Reproduce the listing verbatim.

☆ ☆ ☆ ☆ ☆ ☆ ☆

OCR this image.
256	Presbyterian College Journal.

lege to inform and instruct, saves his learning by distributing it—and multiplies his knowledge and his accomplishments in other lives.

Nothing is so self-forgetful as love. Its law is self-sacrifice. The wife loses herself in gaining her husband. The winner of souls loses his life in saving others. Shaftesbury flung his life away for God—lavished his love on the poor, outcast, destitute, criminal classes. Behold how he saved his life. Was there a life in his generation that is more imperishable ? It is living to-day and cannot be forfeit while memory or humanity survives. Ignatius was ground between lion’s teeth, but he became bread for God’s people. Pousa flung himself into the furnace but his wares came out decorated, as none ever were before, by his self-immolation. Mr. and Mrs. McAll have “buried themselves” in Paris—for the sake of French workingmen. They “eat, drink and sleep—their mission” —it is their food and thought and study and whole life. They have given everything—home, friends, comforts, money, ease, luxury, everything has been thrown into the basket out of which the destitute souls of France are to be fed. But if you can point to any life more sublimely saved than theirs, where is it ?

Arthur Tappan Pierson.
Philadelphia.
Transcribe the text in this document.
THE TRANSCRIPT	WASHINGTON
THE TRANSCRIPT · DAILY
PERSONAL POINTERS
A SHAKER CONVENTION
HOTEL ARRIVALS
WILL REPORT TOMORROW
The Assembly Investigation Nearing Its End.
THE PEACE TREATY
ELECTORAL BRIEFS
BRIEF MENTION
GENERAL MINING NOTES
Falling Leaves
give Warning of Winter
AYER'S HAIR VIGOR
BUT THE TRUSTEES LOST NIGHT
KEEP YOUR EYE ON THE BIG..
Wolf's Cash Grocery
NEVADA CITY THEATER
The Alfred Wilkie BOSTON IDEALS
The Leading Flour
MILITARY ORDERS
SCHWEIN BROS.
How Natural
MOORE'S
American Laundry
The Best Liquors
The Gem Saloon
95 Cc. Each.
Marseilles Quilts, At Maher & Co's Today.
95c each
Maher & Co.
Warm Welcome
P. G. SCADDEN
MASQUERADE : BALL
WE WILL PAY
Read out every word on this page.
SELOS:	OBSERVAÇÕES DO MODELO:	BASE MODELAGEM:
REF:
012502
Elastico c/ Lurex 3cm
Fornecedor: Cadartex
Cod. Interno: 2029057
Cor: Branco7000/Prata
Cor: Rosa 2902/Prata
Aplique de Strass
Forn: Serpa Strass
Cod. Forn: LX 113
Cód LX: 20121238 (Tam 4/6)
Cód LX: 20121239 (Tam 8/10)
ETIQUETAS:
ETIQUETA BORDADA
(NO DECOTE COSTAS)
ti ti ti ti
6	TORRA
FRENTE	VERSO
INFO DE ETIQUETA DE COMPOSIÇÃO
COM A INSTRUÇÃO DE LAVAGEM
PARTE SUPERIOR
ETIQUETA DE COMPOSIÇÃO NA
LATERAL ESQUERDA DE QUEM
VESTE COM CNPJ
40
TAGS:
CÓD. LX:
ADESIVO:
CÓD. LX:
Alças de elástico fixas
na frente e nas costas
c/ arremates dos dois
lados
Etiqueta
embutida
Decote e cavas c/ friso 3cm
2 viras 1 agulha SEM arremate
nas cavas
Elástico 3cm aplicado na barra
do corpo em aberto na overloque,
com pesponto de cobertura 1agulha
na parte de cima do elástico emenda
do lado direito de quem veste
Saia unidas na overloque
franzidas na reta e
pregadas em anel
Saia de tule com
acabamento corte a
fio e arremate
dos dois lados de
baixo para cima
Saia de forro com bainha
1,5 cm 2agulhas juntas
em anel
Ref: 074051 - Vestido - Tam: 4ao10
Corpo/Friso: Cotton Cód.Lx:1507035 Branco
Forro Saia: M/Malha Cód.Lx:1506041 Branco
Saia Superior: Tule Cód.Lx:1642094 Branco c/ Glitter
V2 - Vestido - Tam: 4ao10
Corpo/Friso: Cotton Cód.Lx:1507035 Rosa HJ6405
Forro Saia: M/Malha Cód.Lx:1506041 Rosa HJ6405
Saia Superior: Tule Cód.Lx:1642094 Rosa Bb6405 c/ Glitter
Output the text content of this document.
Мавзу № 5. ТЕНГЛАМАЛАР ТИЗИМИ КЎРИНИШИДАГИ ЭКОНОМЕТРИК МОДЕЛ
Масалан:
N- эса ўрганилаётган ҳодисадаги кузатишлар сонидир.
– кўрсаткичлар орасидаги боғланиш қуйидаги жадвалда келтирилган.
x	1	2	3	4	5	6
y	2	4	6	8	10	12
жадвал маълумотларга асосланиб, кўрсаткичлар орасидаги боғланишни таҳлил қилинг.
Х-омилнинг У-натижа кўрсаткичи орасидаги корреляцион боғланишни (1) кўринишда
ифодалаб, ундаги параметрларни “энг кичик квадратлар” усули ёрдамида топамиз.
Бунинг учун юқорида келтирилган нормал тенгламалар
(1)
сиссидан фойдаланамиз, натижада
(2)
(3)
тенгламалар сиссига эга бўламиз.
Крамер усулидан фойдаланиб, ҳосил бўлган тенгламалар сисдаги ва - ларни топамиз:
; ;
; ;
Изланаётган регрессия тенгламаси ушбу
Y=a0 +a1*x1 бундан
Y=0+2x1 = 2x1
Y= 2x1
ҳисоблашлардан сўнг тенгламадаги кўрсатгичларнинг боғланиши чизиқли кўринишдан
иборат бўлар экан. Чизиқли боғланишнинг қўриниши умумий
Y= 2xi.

☆ ☆ ☆ ☆ ☆ ☆ ☆

TASK RESPONSE:
OCR this image.
256	Presbyterian College Journal.

lege to inform and instruct, saves his learning by distributing it—and multiplies his knowledge and his accomplishments in other lives.

Nothing is so self-forgetful as love. Its law is self-sacrifice. The wife loses herself in gaining her husband. The winner of souls loses his life in saving others. Shaftesbury flung his life away for God—lavished his love on the poor, outcast, destitute, criminal classes. Behold how he saved his life. Was there a life in his generation that is more imperishable ? It is living to-day and cannot be forfeit while memory or humanity survives. Ignatius was ground between lion’s teeth, but he became bread for God’s people. Pousa flung himself into the furnace but his wares came out decorated, as none ever were before, by his self-immolation. Mr. and Mrs. McAll have “buried themselves” in Paris—for the sake of French workingmen. They “eat, drink and sleep—their mission” —it is their food and thought and study and whole life. They have given everything—home, friends, comforts, money, ease, luxury, everything has been thrown into the basket out of which the destitute souls of France are to be fed. But if you can point to any life more sublimely saved than theirs, where is it ?

Arthur Tappan Pierson.
Philadelphia.
Transcribe the text in this document.
THE TRANSCRIPT	WASHINGTON
THE TRANSCRIPT · DAILY
PERSONAL POINTERS
A SHAKER CONVENTION
HOTEL ARRIVALS
WILL REPORT TOMORROW
The Assembly Investigation Nearing Its End.
THE PEACE TREATY
ELECTORAL BRIEFS
BRIEF MENTION
GENERAL MINING NOTES
Falling Leaves
give Warning of Winter
AYER'S HAIR VIGOR
BUT THE TRUSTEES LOST NIGHT
KEEP YOUR EYE ON THE BIG..
Wolf's Cash Grocery
NEVADA CITY THEATER
The Alfred Wilkie BOSTON IDEALS
The Leading Flour
MILITARY ORDERS
SCHWEIN BROS.
How Natural
MOORE'S
American Laundry
The Best Liquors
The Gem Saloon
95 Cc. Each.
Marseilles Quilts, At Maher & Co's Today.
95c each
Maher & Co.
Warm Welcome
P. G. SCADDEN
MASQUERADE : BALL
WE WILL PAY
Read out every word on this page.
SELOS:	OBSERVAÇÕES DO MODELO:	BASE MODELAGEM:
REF:
012502
Elastico c/ Lurex 3cm
Fornecedor: Cadartex
Cod. Interno: 2029057
Cor: Branco7000/Prata
Cor: Rosa 2902/Prata
Aplique de Strass
Forn: Serpa Strass
Cod. Forn: LX 113
Cód LX: 20121238 (Tam 4/6)
Cód LX: 20121239 (Tam 8/10)
ETIQUETAS:
ETIQUETA BORDADA
(NO DECOTE COSTAS)
ti ti ti ti
6	TORRA
FRENTE	VERSO
INFO DE ETIQUETA DE COMPOSIÇÃO
COM A INSTRUÇÃO DE LAVAGEM
PARTE SUPERIOR
ETIQUETA DE COMPOSIÇÃO NA
LATERAL ESQUERDA DE QUEM
VESTE COM CNPJ
40
TAGS:
CÓD. LX:
ADESIVO:
CÓD. LX:
Alças de elástico fixas
na frente e nas costas
c/ arremates dos dois
lados
Etiqueta
embutida
Decote e cavas c/ friso 3cm
2 viras 1 agulha SEM arremate
nas cavas
Elástico 3cm aplicado na barra
do corpo em aberto na overloque,
com pesponto de cobertura 1agulha
na parte de cima do elástico emenda
do lado direito de quem veste
Saia unidas na overloque
franzidas na reta e
pregadas em anel
Saia de tule com
acabamento corte a
fio e arremate
dos dois lados de
baixo para cima
Saia de forro com bainha
1,5 cm 2agulhas juntas
em anel
Ref: 074051 - Vestido - Tam: 4ao10
Corpo/Friso: Cotton Cód.Lx:1507035 Branco
Forro Saia: M/Malha Cód.Lx:1506041 Branco
Saia Superior: Tule Cód.Lx:1642094 Branco c/ Glitter
V2 - Vestido - Tam: 4ao10
Corpo/Friso: Cotton Cód.Lx:1507035 Rosa HJ6405
Forro Saia: M/Malha Cód.Lx:1506041 Rosa HJ6405
Saia Superior: Tule Cód.Lx:1642094 Rosa Bb6405 c/ Glitter
Output the text content of this document.
Мавзу № 5. ТЕНГЛАМАЛАР ТИЗИМИ КЎРИНИШИДАГИ ЭКОНОМЕТРИК МОДЕЛ
Масалан:
N- эса ўрганилаётган ҳодисадаги кузатишлар сонидир.
– кўрсаткичлар орасидаги боғланиш қуйидаги жадвалда келтирилган.
x	1	2	3	4	5	6
y	2	4	6	8	10	12
жадвал маълумотларга асосланиб, кўрсаткичлар орасидаги боғланишни таҳлил қилинг.
Х-омилнинг У-натижа кўрсаткичи орасидаги корреляцион боғланишни (1) кўринишда
ифодалаб, ундаги параметрларни “энг кичик квадратлар” усули ёрдамида топамиз.
Бунинг учун юқорида келтирилган нормал тенгламалар
(1)
сиссидан фойдаланамиз, натижада
(2)
(3)
тенгламалар сиссига эга бўламиз.
Крамер усулидан фойдаланиб, ҳосил бўлган тенгламалар сисдаги ва - ларни топамиз:
; ;
; ;
Изланаётган регрессия тенгламаси ушбу
Y=a0 +a1*x1 бундан
Y=0+2x1 = 2x1
Y= 2x1
ҳисоблашлардан сўнг тенгламадаги кўрсатгичларнинг боғланиши чизиқли кўринишдан
иборат бўлар экан. Чизиқли боғланишнинг қўриниши умумий
Y= 2xi.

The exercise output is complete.